- _Your objective_
Return the listing below character for character.
* * *
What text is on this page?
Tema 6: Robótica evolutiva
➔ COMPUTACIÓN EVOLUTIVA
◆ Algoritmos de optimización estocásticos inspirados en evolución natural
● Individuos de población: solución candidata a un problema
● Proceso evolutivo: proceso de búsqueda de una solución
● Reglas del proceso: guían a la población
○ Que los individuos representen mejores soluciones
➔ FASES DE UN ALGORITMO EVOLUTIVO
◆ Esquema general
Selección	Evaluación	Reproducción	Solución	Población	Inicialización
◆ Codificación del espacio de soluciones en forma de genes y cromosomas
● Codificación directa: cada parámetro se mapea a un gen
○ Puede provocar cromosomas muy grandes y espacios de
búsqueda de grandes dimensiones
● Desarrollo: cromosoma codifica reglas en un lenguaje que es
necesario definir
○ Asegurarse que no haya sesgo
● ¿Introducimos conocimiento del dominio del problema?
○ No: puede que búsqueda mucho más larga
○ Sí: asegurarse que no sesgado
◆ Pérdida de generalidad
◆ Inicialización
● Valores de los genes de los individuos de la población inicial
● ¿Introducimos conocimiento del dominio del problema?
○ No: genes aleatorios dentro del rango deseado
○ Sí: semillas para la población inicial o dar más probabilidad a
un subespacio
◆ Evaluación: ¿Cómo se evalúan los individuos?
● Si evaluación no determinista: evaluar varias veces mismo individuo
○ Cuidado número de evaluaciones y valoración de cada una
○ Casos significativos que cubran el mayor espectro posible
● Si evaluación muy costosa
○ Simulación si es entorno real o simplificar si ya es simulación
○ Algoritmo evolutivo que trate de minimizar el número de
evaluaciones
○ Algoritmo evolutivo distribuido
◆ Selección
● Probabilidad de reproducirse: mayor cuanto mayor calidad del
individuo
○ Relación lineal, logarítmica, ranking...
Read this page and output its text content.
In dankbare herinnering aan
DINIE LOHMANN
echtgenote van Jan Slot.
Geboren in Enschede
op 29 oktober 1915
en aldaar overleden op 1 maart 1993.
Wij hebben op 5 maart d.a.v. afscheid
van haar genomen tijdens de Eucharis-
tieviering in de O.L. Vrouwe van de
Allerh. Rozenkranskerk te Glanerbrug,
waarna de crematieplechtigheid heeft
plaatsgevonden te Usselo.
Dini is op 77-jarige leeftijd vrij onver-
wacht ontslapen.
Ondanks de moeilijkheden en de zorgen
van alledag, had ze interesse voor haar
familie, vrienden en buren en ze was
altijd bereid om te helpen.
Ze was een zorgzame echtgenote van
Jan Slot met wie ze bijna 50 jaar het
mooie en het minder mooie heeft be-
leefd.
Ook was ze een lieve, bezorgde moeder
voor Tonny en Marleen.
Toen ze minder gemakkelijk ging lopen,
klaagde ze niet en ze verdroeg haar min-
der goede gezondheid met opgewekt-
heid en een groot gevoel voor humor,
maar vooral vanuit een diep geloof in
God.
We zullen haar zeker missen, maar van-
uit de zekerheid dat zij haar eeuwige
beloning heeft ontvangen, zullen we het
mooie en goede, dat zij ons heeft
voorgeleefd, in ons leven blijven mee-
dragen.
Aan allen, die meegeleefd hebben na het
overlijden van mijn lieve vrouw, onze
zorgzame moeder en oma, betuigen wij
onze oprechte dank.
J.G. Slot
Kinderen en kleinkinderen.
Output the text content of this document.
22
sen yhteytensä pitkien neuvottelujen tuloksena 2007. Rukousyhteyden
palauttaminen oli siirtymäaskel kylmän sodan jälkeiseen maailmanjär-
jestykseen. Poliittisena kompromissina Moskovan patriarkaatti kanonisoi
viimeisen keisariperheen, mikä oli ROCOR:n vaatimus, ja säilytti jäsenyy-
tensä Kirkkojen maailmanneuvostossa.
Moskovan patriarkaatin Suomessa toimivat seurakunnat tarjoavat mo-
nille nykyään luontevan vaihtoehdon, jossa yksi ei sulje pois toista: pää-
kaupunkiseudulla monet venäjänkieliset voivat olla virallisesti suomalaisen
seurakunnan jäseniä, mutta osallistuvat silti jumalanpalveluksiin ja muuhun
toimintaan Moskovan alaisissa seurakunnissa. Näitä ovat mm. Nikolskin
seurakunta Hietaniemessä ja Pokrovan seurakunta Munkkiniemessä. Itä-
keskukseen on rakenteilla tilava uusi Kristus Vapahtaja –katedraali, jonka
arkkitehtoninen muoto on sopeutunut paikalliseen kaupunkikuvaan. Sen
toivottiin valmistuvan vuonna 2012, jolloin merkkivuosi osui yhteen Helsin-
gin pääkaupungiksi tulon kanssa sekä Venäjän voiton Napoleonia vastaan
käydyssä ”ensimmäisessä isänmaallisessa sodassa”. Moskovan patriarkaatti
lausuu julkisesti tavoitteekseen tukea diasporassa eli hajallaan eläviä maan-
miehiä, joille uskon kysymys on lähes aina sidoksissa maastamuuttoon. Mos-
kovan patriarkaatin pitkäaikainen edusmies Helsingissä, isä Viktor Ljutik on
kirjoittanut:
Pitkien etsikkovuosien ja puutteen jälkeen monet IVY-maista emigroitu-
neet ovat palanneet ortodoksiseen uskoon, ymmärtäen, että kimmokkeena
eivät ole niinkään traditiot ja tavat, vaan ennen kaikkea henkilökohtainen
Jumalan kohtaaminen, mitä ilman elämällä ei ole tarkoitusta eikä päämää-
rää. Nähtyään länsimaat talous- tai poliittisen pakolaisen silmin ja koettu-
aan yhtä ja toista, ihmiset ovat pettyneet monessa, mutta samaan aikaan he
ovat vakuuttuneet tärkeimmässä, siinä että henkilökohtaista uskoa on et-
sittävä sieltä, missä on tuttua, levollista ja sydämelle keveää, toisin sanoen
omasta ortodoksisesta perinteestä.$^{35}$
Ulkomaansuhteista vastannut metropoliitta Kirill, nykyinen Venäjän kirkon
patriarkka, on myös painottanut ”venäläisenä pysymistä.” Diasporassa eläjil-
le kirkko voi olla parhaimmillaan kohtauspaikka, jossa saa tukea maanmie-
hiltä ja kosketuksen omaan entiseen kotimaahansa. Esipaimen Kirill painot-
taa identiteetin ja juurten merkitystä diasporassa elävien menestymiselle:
* * *
- _Result of the exercise_
What text is on this page?
Tema 6: Robótica evolutiva
➔ COMPUTACIÓN EVOLUTIVA
◆ Algoritmos de optimización estocásticos inspirados en evolución natural
● Individuos de población: solución candidata a un problema
● Proceso evolutivo: proceso de búsqueda de una solución
● Reglas del proceso: guían a la población
○ Que los individuos representen mejores soluciones
➔ FASES DE UN ALGORITMO EVOLUTIVO
◆ Esquema general
Selección	Evaluación	Reproducción	Solución	Población	Inicialización
◆ Codificación del espacio de soluciones en forma de genes y cromosomas
● Codificación directa: cada parámetro se mapea a un gen
○ Puede provocar cromosomas muy grandes y espacios de
búsqueda de grandes dimensiones
● Desarrollo: cromosoma codifica reglas en un lenguaje que es
necesario definir
○ Asegurarse que no haya sesgo
● ¿Introducimos conocimiento del dominio del problema?
○ No: puede que búsqueda mucho más larga
○ Sí: asegurarse que no sesgado
◆ Pérdida de generalidad
◆ Inicialización
● Valores de los genes de los individuos de la población inicial
● ¿Introducimos conocimiento del dominio del problema?
○ No: genes aleatorios dentro del rango deseado
○ Sí: semillas para la población inicial o dar más probabilidad a
un subespacio
◆ Evaluación: ¿Cómo se evalúan los individuos?
● Si evaluación no determinista: evaluar varias veces mismo individuo
○ Cuidado número de evaluaciones y valoración de cada una
○ Casos significativos que cubran el mayor espectro posible
● Si evaluación muy costosa
○ Simulación si es entorno real o simplificar si ya es simulación
○ Algoritmo evolutivo que trate de minimizar el número de
evaluaciones
○ Algoritmo evolutivo distribuido
◆ Selección
● Probabilidad de reproducirse: mayor cuanto mayor calidad del
individuo
○ Relación lineal, logarítmica, ranking...
Read this page and output its text content.
In dankbare herinnering aan
DINIE LOHMANN
echtgenote van Jan Slot.
Geboren in Enschede
op 29 oktober 1915
en aldaar overleden op 1 maart 1993.
Wij hebben op 5 maart d.a.v. afscheid
van haar genomen tijdens de Eucharis-
tieviering in de O.L. Vrouwe van de
Allerh. Rozenkranskerk te Glanerbrug,
waarna de crematieplechtigheid heeft
plaatsgevonden te Usselo.
Dini is op 77-jarige leeftijd vrij onver-
wacht ontslapen.
Ondanks de moeilijkheden en de zorgen
van alledag, had ze interesse voor haar
familie, vrienden en buren en ze was
altijd bereid om te helpen.
Ze was een zorgzame echtgenote van
Jan Slot met wie ze bijna 50 jaar het
mooie en het minder mooie heeft be-
leefd.
Ook was ze een lieve, bezorgde moeder
voor Tonny en Marleen.
Toen ze minder gemakkelijk ging lopen,
klaagde ze niet en ze verdroeg haar min-
der goede gezondheid met opgewekt-
heid en een groot gevoel voor humor,
maar vooral vanuit een diep geloof in
God.
We zullen haar zeker missen, maar van-
uit de zekerheid dat zij haar eeuwige
beloning heeft ontvangen, zullen we het
mooie en goede, dat zij ons heeft
voorgeleefd, in ons leven blijven mee-
dragen.
Aan allen, die meegeleefd hebben na het
overlijden van mijn lieve vrouw, onze
zorgzame moeder en oma, betuigen wij
onze oprechte dank.
J.G. Slot
Kinderen en kleinkinderen.
Output the text content of this document.
22
sen yhteytensä pitkien neuvottelujen tuloksena 2007. Rukousyhteyden
palauttaminen oli siirtymäaskel kylmän sodan jälkeiseen maailmanjär-
jestykseen. Poliittisena kompromissina Moskovan patriarkaatti kanonisoi
viimeisen keisariperheen, mikä oli ROCOR:n vaatimus, ja säilytti jäsenyy-
tensä Kirkkojen maailmanneuvostossa.
Moskovan patriarkaatin Suomessa toimivat seurakunnat tarjoavat mo-
nille nykyään luontevan vaihtoehdon, jossa yksi ei sulje pois toista: pää-
kaupunkiseudulla monet venäjänkieliset voivat olla virallisesti suomalaisen
seurakunnan jäseniä, mutta osallistuvat silti jumalanpalveluksiin ja muuhun
toimintaan Moskovan alaisissa seurakunnissa. Näitä ovat mm. Nikolskin
seurakunta Hietaniemessä ja Pokrovan seurakunta Munkkiniemessä. Itä-
keskukseen on rakenteilla tilava uusi Kristus Vapahtaja –katedraali, jonka
arkkitehtoninen muoto on sopeutunut paikalliseen kaupunkikuvaan. Sen
toivottiin valmistuvan vuonna 2012, jolloin merkkivuosi osui yhteen Helsin-
gin pääkaupungiksi tulon kanssa sekä Venäjän voiton Napoleonia vastaan
käydyssä ”ensimmäisessä isänmaallisessa sodassa”. Moskovan patriarkaatti
lausuu julkisesti tavoitteekseen tukea diasporassa eli hajallaan eläviä maan-
miehiä, joille uskon kysymys on lähes aina sidoksissa maastamuuttoon. Mos-
kovan patriarkaatin pitkäaikainen edusmies Helsingissä, isä Viktor Ljutik on
kirjoittanut:
Pitkien etsikkovuosien ja puutteen jälkeen monet IVY-maista emigroitu-
neet ovat palanneet ortodoksiseen uskoon, ymmärtäen, että kimmokkeena
eivät ole niinkään traditiot ja tavat, vaan ennen kaikkea henkilökohtainen
Jumalan kohtaaminen, mitä ilman elämällä ei ole tarkoitusta eikä päämää-
rää. Nähtyään länsimaat talous- tai poliittisen pakolaisen silmin ja koettu-
aan yhtä ja toista, ihmiset ovat pettyneet monessa, mutta samaan aikaan he
ovat vakuuttuneet tärkeimmässä, siinä että henkilökohtaista uskoa on et-
sittävä sieltä, missä on tuttua, levollista ja sydämelle keveää, toisin sanoen
omasta ortodoksisesta perinteestä.$^{35}$
Ulkomaansuhteista vastannut metropoliitta Kirill, nykyinen Venäjän kirkon
patriarkka, on myös painottanut ”venäläisenä pysymistä.” Diasporassa eläjil-
le kirkko voi olla parhaimmillaan kohtauspaikka, jossa saa tukea maanmie-
hiltä ja kosketuksen omaan entiseen kotimaahansa. Esipaimen Kirill painot-
taa identiteetin ja juurten merkitystä diasporassa elävien menestymiselle:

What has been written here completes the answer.